** WHAT IS REQUIRED **
From the listing below, select every line where the word "songs" appears.

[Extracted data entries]
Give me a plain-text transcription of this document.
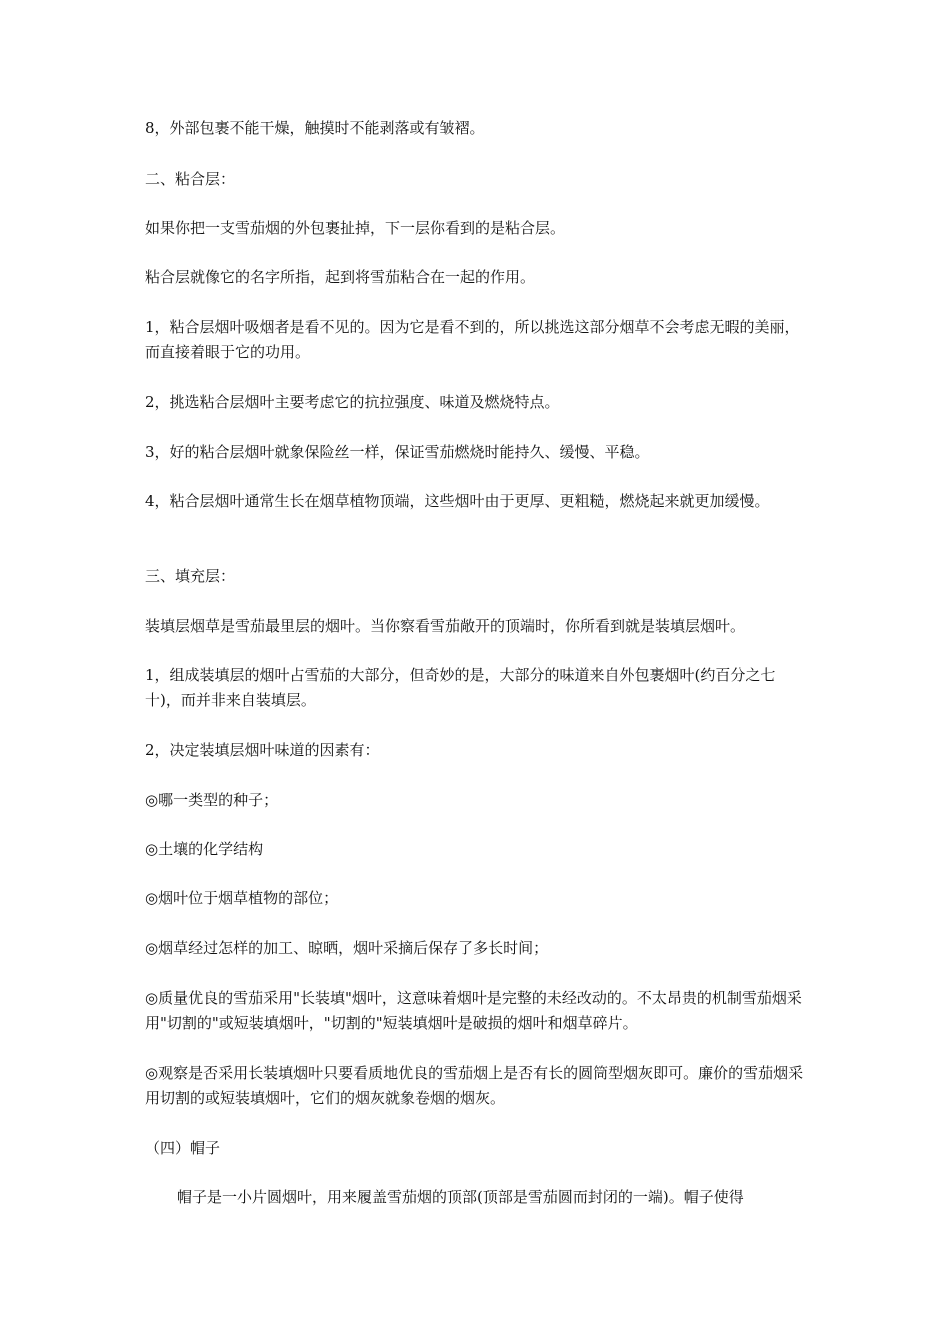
8，外部包裹不能干燥，触摸时不能剥落或有皱褶。

二、粘合层：

如果你把一支雪茄烟的外包裹扯掉，下一层你看到的是粘合层。

粘合层就像它的名字所指，起到将雪茄粘合在一起的作用。

1，粘合层烟叶吸烟者是看不见的。因为它是看不到的，所以挑选这部分烟草不会考虑无暇的美丽，而直接着眼于它的功用。

2，挑选粘合层烟叶主要考虑它的抗拉强度、味道及燃烧特点。

3，好的粘合层烟叶就象保险丝一样，保证雪茄燃烧时能持久、缓慢、平稳。

4，粘合层烟叶通常生长在烟草植物顶端，这些烟叶由于更厚、更粗糙，燃烧起来就更加缓慢。

三、填充层：

装填层烟草是雪茄最里层的烟叶。当你察看雪茄敞开的顶端时，你所看到就是装填层烟叶。

1，组成装填层的烟叶占雪茄的大部分，但奇妙的是，大部分的味道来自外包裹烟叶(约百分之七十)，而并非来自装填层。

2，决定装填层烟叶味道的因素有：

◎哪一类型的种子；

◎土壤的化学结构

◎烟叶位于烟草植物的部位；

◎烟草经过怎样的加工、晾晒，烟叶采摘后保存了多长时间；

◎质量优良的雪茄采用"长装填"烟叶，这意味着烟叶是完整的未经改动的。不太昂贵的机制雪茄烟采用"切割的"或短装填烟叶，"切割的"短装填烟叶是破损的烟叶和烟草碎片。

◎观察是否采用长装填烟叶只要看质地优良的雪茄烟上是否有长的圆筒型烟灰即可。廉价的雪茄烟采用切割的或短装填烟叶，它们的烟灰就象卷烟的烟灰。

（四）帽子

帽子是一小片圆烟叶，用来履盖雪茄烟的顶部(顶部是雪茄圆而封闭的一端)。帽子使得
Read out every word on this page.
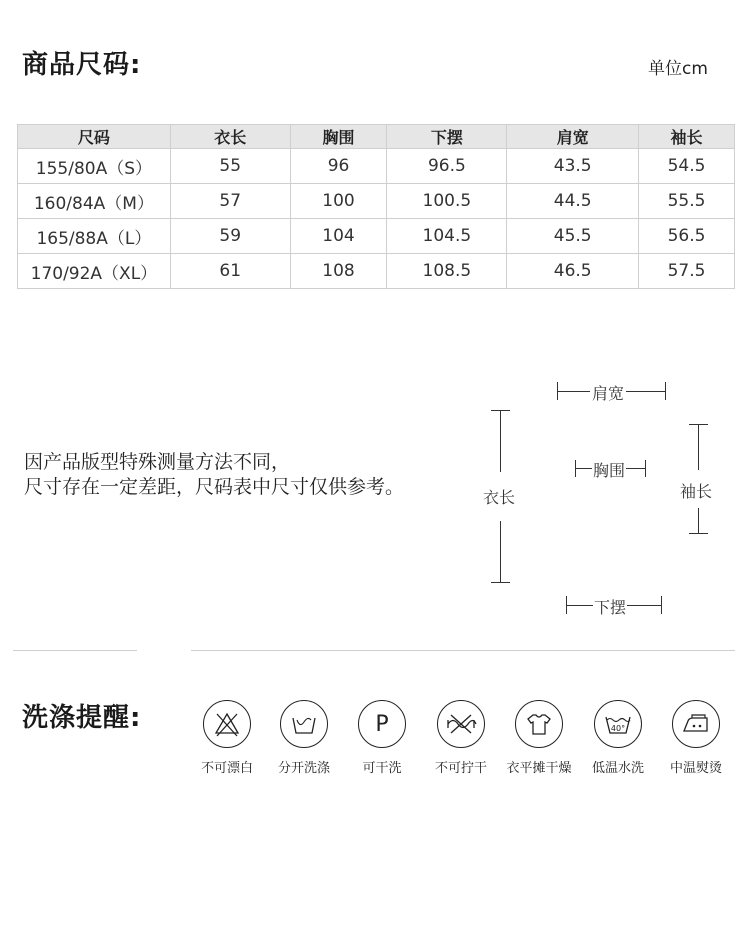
商品尺码:	单位cm
尺码	衣长	胸围	下摆	肩宽	袖长
155/80A（S）	55	96	96.5	43.5	54.5
160/84A（M）	57	100	100.5	44.5	55.5
165/88A（L）	59	104	104.5	45.5	56.5
170/92A（XL）	61	108	108.5	46.5	57.5
因产品版型特殊测量方法不同，
尺寸存在一定差距，尺码表中尺寸仅供参考。
肩宽
衣长
胸围
袖长
下摆
洗涤提醒:
不可漂白	分开洗涤
P
可干洗	不可拧干	衣平摊干燥
40°
低温水洗	中温熨烫
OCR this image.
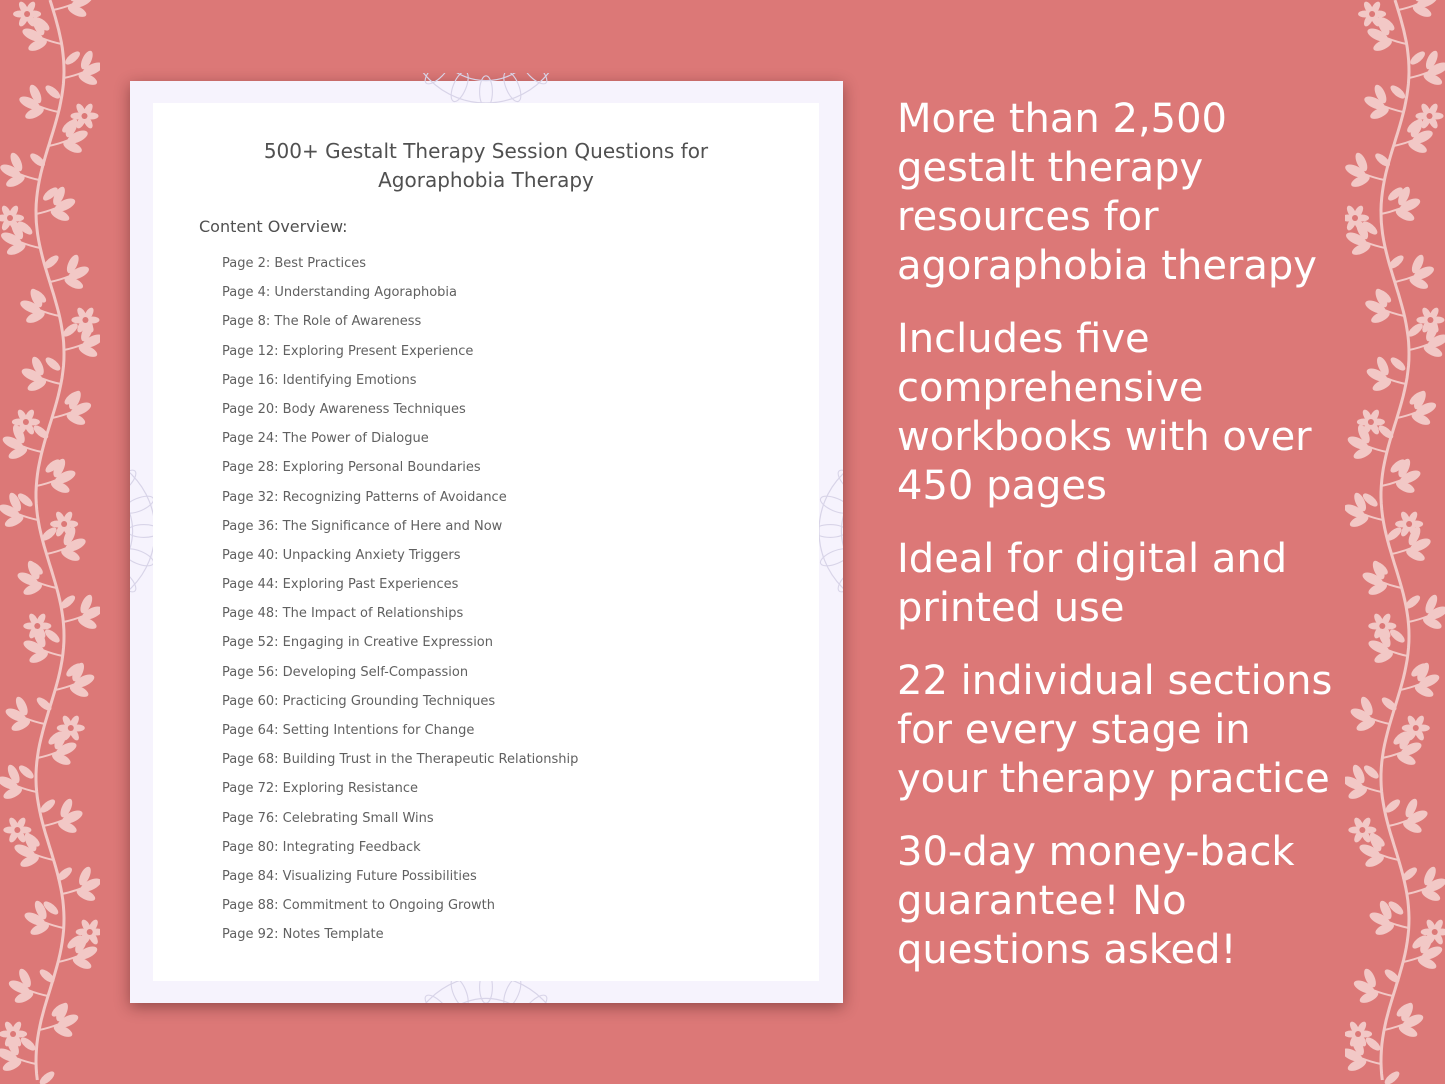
500+ Gestalt Therapy Session Questions for
Agoraphobia Therapy
Content Overview:
Page 2: Best Practices
Page 4: Understanding Agoraphobia
Page 8: The Role of Awareness
Page 12: Exploring Present Experience
Page 16: Identifying Emotions
Page 20: Body Awareness Techniques
Page 24: The Power of Dialogue
Page 28: Exploring Personal Boundaries
Page 32: Recognizing Patterns of Avoidance
Page 36: The Significance of Here and Now
Page 40: Unpacking Anxiety Triggers
Page 44: Exploring Past Experiences
Page 48: The Impact of Relationships
Page 52: Engaging in Creative Expression
Page 56: Developing Self-Compassion
Page 60: Practicing Grounding Techniques
Page 64: Setting Intentions for Change
Page 68: Building Trust in the Therapeutic Relationship
Page 72: Exploring Resistance
Page 76: Celebrating Small Wins
Page 80: Integrating Feedback
Page 84: Visualizing Future Possibilities
Page 88: Commitment to Ongoing Growth
Page 92: Notes Template

More than 2,500 gestalt therapy resources for agoraphobia therapy

Includes five comprehensive workbooks with over 450 pages

Ideal for digital and printed use

22 individual sections for every stage in your therapy practice

30-day money-back guarantee! No questions asked!
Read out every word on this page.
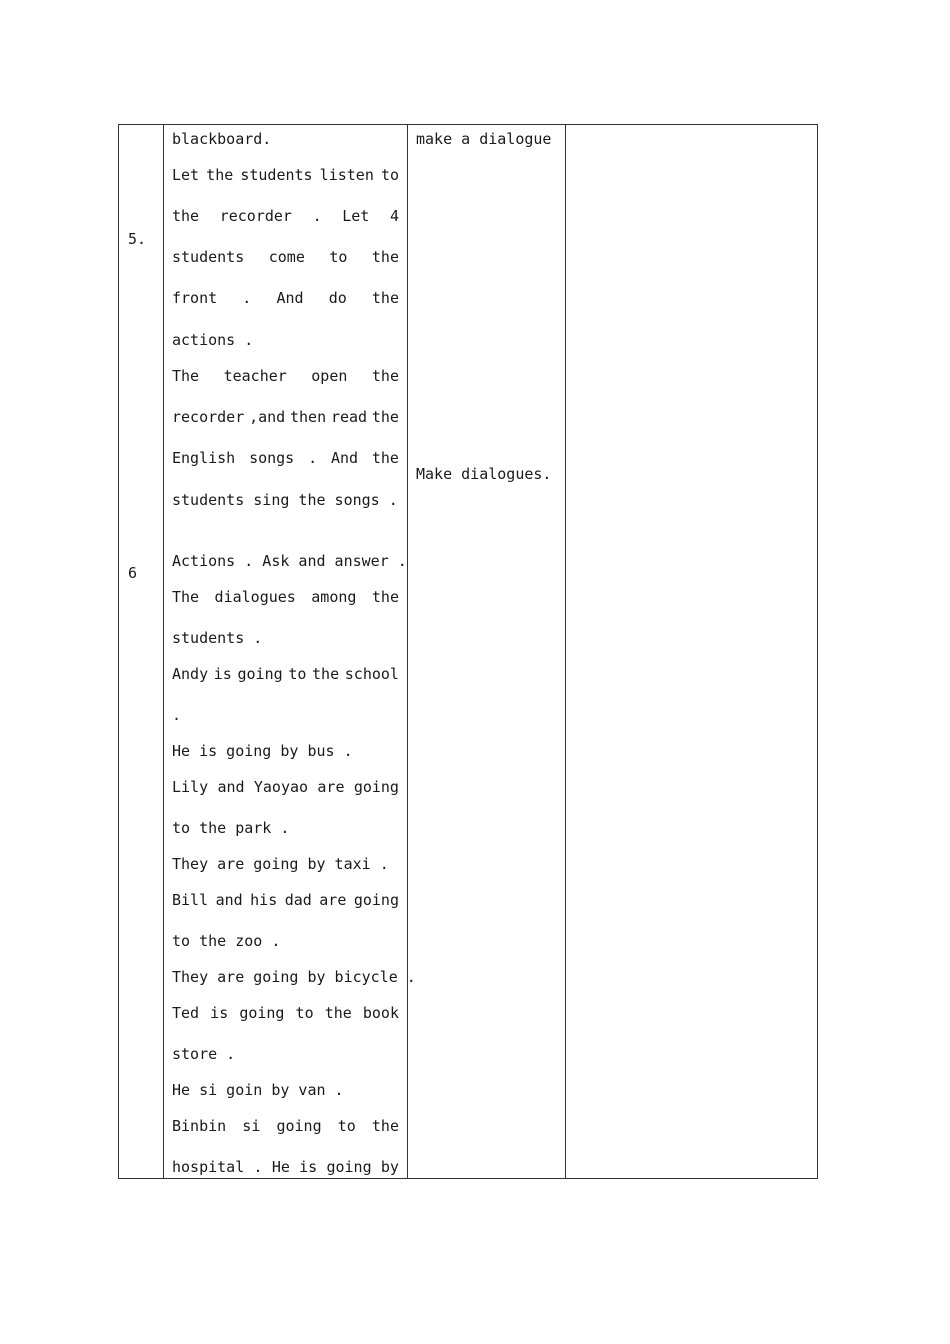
5.
6
blackboard.
Let the students listen to
the recorder . Let 4
students come to the
front . And do the
actions .
The teacher open the
recorder ,and then read the
English songs . And the
students sing the songs .
Actions . Ask and answer .
The dialogues among the
students .
Andy is going to the school
.
He is going by bus .
Lily and Yaoyao are going
to the park .
They are going by taxi .
Bill and his dad are going
to the zoo .
They are going by bicycle .
Ted is going to the book
store .
He si goin by van .
Binbin si going to the
hospital . He is going by
make a dialogue
Make dialogues.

** WRITTEN RESPONSE **
English songs . And the
students sing the songs .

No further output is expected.